▶ **Your task**
Write out all of the records precisely. Skip anything that is a picture.

▶ **Data entries**
begin

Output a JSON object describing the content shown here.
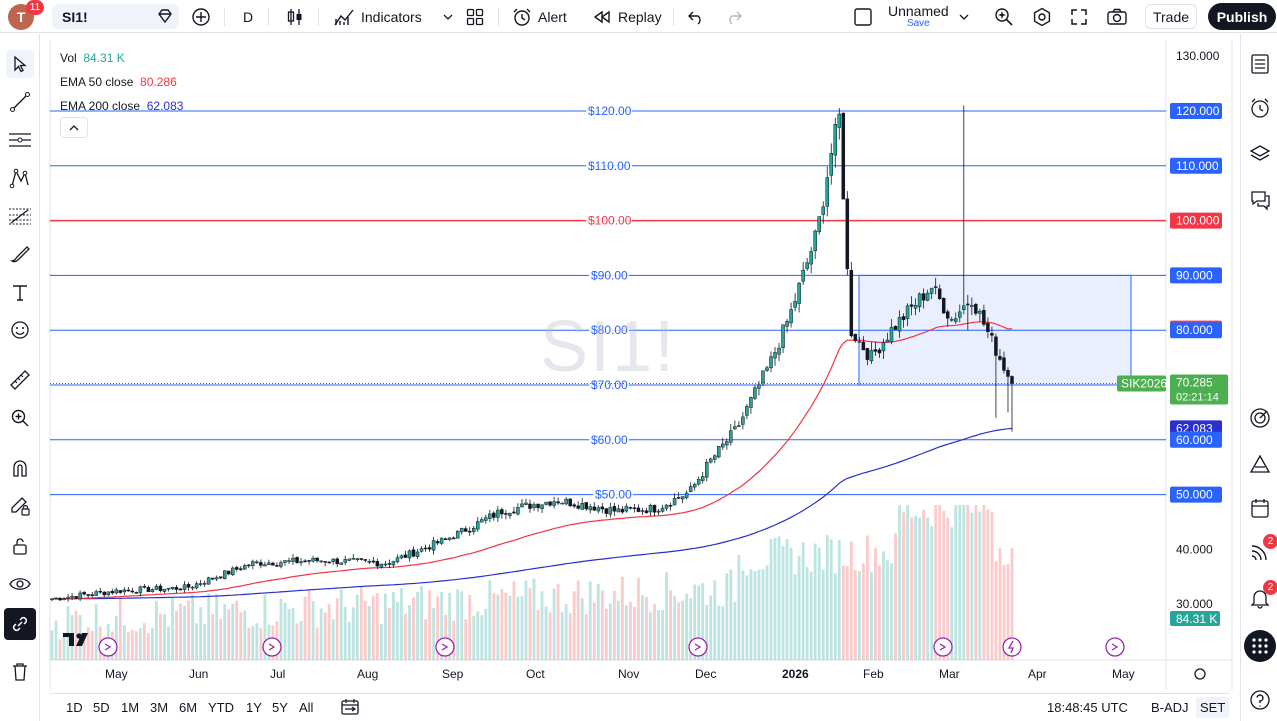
{
  "topbar": {
    "avatar_letter": "T",
    "avatar_badge": "11",
    "symbol": "SI1!",
    "interval": "D",
    "indicators_label": "Indicators",
    "alert_label": "Alert",
    "replay_label": "Replay",
    "layout_name": "Unnamed",
    "layout_save": "Save",
    "trade_label": "Trade",
    "publish_label": "Publish"
  },
  "legend": {
    "vol_label": "Vol",
    "vol_value": "84.31 K",
    "ema50_label": "EMA 50 close",
    "ema50_value": "80.286",
    "ema200_label": "EMA 200 close",
    "ema200_value": "62.083"
  },
  "watermark": "SI1!",
  "colors": {
    "up": "#26a69a",
    "down": "#ef5350",
    "ema50": "#f23645",
    "ema200": "#2a2fd1",
    "hline_blue": "#2962ff",
    "hline_red": "#f23645",
    "box_fill": "#2962ff"
  },
  "price_scale": {
    "ticks": [
      "130.000",
      "40.000",
      "30.000"
    ],
    "labels": [
      {
        "text": "120.000",
        "price": 120,
        "kind": "blue"
      },
      {
        "text": "110.000",
        "price": 110,
        "kind": "blue"
      },
      {
        "text": "100.000",
        "price": 100,
        "kind": "red"
      },
      {
        "text": "90.000",
        "price": 90,
        "kind": "blue"
      },
      {
        "text": "80.286",
        "price": 80.286,
        "kind": "ema50"
      },
      {
        "text": "80.000",
        "price": 80,
        "kind": "blue"
      },
      {
        "text": "70.000",
        "price": 70,
        "kind": "blue"
      },
      {
        "text": "62.083",
        "price": 62.083,
        "kind": "ema200"
      },
      {
        "text": "60.000",
        "price": 60,
        "kind": "blue"
      },
      {
        "text": "50.000",
        "price": 50,
        "kind": "blue"
      }
    ],
    "last_price": "70.285",
    "countdown": "02:21:14",
    "contract": "SIK2026",
    "volume_label": "84.31 K"
  },
  "hlines": [
    {
      "price": 120,
      "label": "$120.00",
      "color": "#2962ff"
    },
    {
      "price": 110,
      "label": "$110.00",
      "color": "#2962ff"
    },
    {
      "price": 100,
      "label": "$100.00",
      "color": "#f23645"
    },
    {
      "price": 90,
      "label": "$90.00",
      "color": "#2962ff"
    },
    {
      "price": 80,
      "label": "$80.00",
      "color": "#2962ff"
    },
    {
      "price": 70,
      "label": "$70.00",
      "color": "#2962ff"
    },
    {
      "price": 60,
      "label": "$60.00",
      "color": "#2962ff"
    },
    {
      "price": 50,
      "label": "$50.00",
      "color": "#2962ff"
    }
  ],
  "range_box": {
    "price_top": 90,
    "price_bottom": 70
  },
  "time_axis": [
    "May",
    "Jun",
    "Jul",
    "Aug",
    "Sep",
    "Oct",
    "Nov",
    "Dec",
    "2026",
    "Feb",
    "Mar",
    "Apr",
    "May"
  ],
  "bottombar": {
    "ranges": [
      "1D",
      "5D",
      "1M",
      "3M",
      "6M",
      "YTD",
      "1Y",
      "5Y",
      "All"
    ],
    "clock": "18:48:45 UTC",
    "badj": "B-ADJ",
    "set": "SET"
  },
  "rightbar_badges": [
    "2",
    "2"
  ]
}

end

▶ **Solution for this problem**
Output a JSON object describing the content shown here.
{
  "topbar": {
    "avatar_letter": "T",
    "avatar_badge": "11",
    "symbol": "SI1!",
    "interval": "D",
    "indicators_label": "Indicators",
    "alert_label": "Alert",
    "replay_label": "Replay",
    "layout_name": "Unnamed",
    "layout_save": "Save",
    "trade_label": "Trade",
    "publish_label": "Publish"
  },
  "legend": {
    "vol_label": "Vol",
    "vol_value": "84.31 K",
    "ema50_label": "EMA 50 close",
    "ema50_value": "80.286",
    "ema200_label": "EMA 200 close",
    "ema200_value": "62.083"
  },
  "watermark": "SI1!",
  "colors": {
    "up": "#26a69a",
    "down": "#ef5350",
    "ema50": "#f23645",
    "ema200": "#2a2fd1",
    "hline_blue": "#2962ff",
    "hline_red": "#f23645",
    "box_fill": "#2962ff"
  },
  "price_scale": {
    "ticks": [
      "130.000",
      "40.000",
      "30.000"
    ],
    "labels": [
      {
        "text": "120.000",
        "price": 120,
        "kind": "blue"
      },
      {
        "text": "110.000",
        "price": 110,
        "kind": "blue"
      },
      {
        "text": "100.000",
        "price": 100,
        "kind": "red"
      },
      {
        "text": "90.000",
        "price": 90,
        "kind": "blue"
      },
      {
        "text": "80.286",
        "price": 80.286,
        "kind": "ema50"
      },
      {
        "text": "80.000",
        "price": 80,
        "kind": "blue"
      },
      {
        "text": "70.000",
        "price": 70,
        "kind": "blue"
      },
      {
        "text": "62.083",
        "price": 62.083,
        "kind": "ema200"
      },
      {
        "text": "60.000",
        "price": 60,
        "kind": "blue"
      },
      {
        "text": "50.000",
        "price": 50,
        "kind": "blue"
      }
    ],
    "last_price": "70.285",
    "countdown": "02:21:14",
    "contract": "SIK2026",
    "volume_label": "84.31 K"
  },
  "hlines": [
    {
      "price": 120,
      "label": "$120.00",
      "color": "#2962ff"
    },
    {
      "price": 110,
      "label": "$110.00",
      "color": "#2962ff"
    },
    {
      "price": 100,
      "label": "$100.00",
      "color": "#f23645"
    },
    {
      "price": 90,
      "label": "$90.00",
      "color": "#2962ff"
    },
    {
      "price": 80,
      "label": "$80.00",
      "color": "#2962ff"
    },
    {
      "price": 70,
      "label": "$70.00",
      "color": "#2962ff"
    },
    {
      "price": 60,
      "label": "$60.00",
      "color": "#2962ff"
    },
    {
      "price": 50,
      "label": "$50.00",
      "color": "#2962ff"
    }
  ],
  "range_box": {
    "price_top": 90,
    "price_bottom": 70
  },
  "time_axis": [
    "May",
    "Jun",
    "Jul",
    "Aug",
    "Sep",
    "Oct",
    "Nov",
    "Dec",
    "2026",
    "Feb",
    "Mar",
    "Apr",
    "May"
  ],
  "bottombar": {
    "ranges": [
      "1D",
      "5D",
      "1M",
      "3M",
      "6M",
      "YTD",
      "1Y",
      "5Y",
      "All"
    ],
    "clock": "18:48:45 UTC",
    "badj": "B-ADJ",
    "set": "SET"
  },
  "rightbar_badges": [
    "2",
    "2"
  ]
}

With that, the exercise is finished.